→ **The task**: Copy every line from the records below that holds the word "Achievement".

→ **Items**:
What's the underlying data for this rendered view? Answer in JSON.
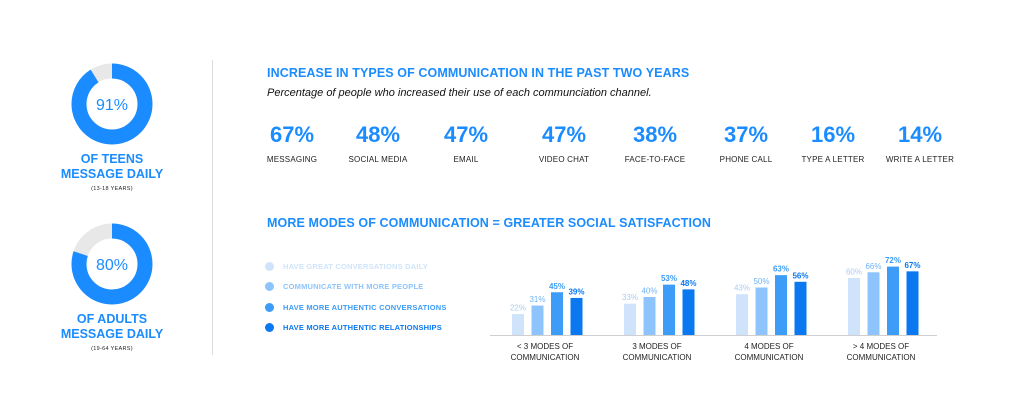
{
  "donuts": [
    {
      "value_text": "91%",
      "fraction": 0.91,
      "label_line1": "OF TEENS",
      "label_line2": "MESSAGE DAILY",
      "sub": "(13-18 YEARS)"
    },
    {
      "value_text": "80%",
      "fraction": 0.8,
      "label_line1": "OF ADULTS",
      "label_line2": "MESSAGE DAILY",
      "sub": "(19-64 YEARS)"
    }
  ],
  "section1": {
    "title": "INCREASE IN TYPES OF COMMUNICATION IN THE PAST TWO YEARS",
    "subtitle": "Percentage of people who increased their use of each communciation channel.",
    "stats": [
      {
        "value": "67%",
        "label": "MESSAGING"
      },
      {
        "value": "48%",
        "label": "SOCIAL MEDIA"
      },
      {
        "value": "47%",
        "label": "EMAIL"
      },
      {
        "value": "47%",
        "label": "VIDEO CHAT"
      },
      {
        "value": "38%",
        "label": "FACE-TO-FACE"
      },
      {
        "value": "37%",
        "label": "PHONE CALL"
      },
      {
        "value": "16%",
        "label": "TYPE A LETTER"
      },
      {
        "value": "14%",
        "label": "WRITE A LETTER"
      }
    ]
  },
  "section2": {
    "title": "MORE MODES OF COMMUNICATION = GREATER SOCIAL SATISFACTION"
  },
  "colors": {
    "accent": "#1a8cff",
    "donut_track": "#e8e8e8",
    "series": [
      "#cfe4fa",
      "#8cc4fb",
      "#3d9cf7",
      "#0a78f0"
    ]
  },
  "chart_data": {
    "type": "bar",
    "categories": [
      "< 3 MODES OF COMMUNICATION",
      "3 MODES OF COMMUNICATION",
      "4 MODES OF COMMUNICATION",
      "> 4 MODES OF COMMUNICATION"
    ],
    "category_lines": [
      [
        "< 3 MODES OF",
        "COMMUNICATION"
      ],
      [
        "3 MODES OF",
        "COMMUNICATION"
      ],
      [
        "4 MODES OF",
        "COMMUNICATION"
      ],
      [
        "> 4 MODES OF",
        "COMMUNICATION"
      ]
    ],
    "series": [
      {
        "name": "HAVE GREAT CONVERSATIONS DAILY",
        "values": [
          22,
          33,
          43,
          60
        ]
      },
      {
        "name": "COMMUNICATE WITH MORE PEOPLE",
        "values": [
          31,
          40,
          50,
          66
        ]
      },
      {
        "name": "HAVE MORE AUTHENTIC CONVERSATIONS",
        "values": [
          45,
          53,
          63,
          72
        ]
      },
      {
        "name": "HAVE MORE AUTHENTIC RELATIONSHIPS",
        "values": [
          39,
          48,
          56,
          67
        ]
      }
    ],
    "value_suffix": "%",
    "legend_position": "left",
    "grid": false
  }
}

---

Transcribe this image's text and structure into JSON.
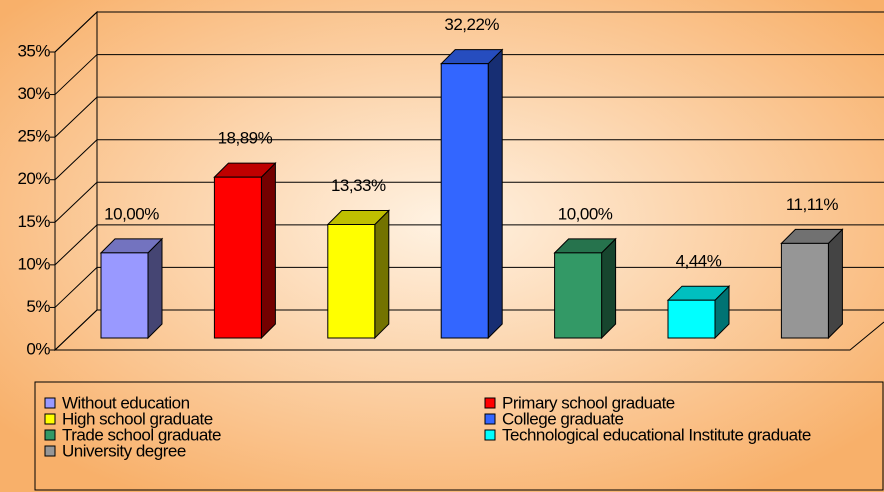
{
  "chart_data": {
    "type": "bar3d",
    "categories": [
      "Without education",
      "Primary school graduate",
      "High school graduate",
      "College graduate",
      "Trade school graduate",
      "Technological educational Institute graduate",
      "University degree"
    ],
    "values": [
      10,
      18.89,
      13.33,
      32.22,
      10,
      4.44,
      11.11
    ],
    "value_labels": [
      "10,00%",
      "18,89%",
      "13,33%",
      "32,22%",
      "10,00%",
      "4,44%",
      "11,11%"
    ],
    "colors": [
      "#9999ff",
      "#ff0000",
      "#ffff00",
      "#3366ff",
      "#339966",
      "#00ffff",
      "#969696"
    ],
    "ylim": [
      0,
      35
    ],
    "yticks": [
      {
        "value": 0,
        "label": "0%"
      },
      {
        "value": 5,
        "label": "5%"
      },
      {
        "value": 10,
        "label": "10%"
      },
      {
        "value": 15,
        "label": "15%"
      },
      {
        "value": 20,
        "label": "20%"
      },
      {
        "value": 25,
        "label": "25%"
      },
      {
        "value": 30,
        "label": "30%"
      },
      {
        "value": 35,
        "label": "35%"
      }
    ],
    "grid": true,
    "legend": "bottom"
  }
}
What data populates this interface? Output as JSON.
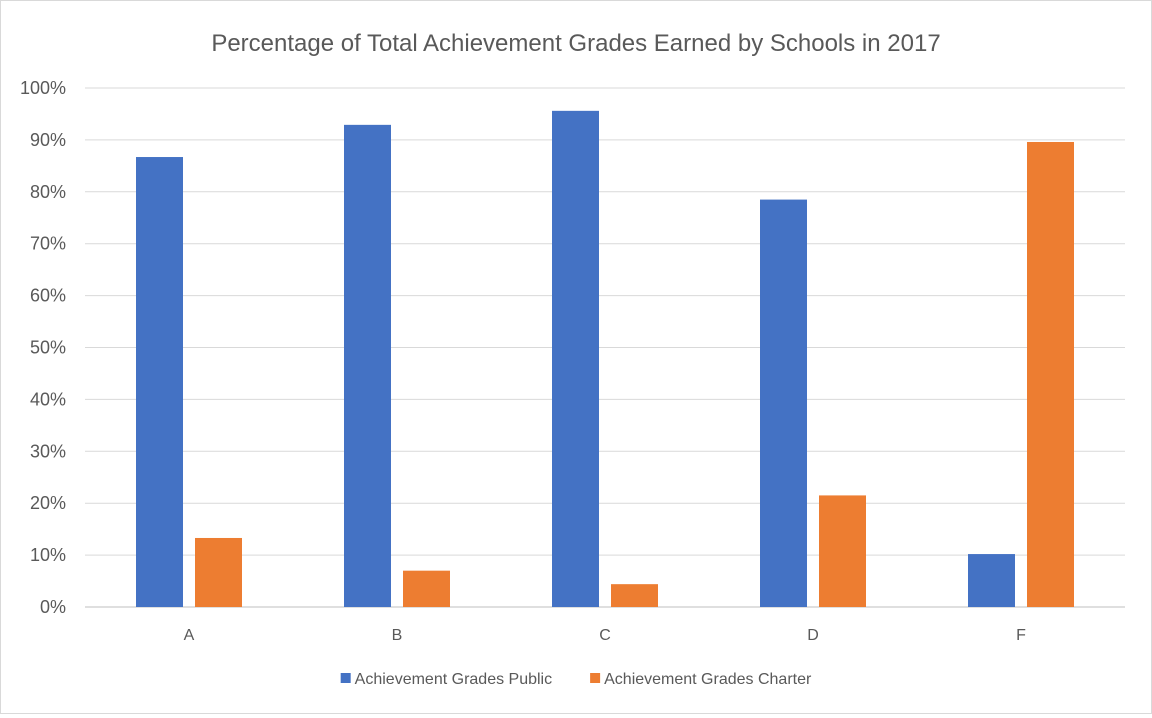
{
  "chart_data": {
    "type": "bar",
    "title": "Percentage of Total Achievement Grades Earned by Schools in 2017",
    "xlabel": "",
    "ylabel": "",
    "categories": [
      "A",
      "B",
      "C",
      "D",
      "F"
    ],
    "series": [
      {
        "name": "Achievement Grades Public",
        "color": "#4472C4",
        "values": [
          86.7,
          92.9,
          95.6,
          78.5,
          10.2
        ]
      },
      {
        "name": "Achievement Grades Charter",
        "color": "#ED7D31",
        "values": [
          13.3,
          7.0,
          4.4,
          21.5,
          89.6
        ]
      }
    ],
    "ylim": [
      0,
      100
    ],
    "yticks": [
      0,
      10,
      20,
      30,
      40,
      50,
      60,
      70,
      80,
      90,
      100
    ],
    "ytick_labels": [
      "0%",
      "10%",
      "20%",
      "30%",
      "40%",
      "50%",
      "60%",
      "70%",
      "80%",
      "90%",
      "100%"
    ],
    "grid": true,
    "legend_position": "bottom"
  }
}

→ **Written solution**:
    "title": "Percentage of Total Achievement Grades Earned by Schools in 2017",
        "name": "Achievement Grades Public",
        "name": "Achievement Grades Charter",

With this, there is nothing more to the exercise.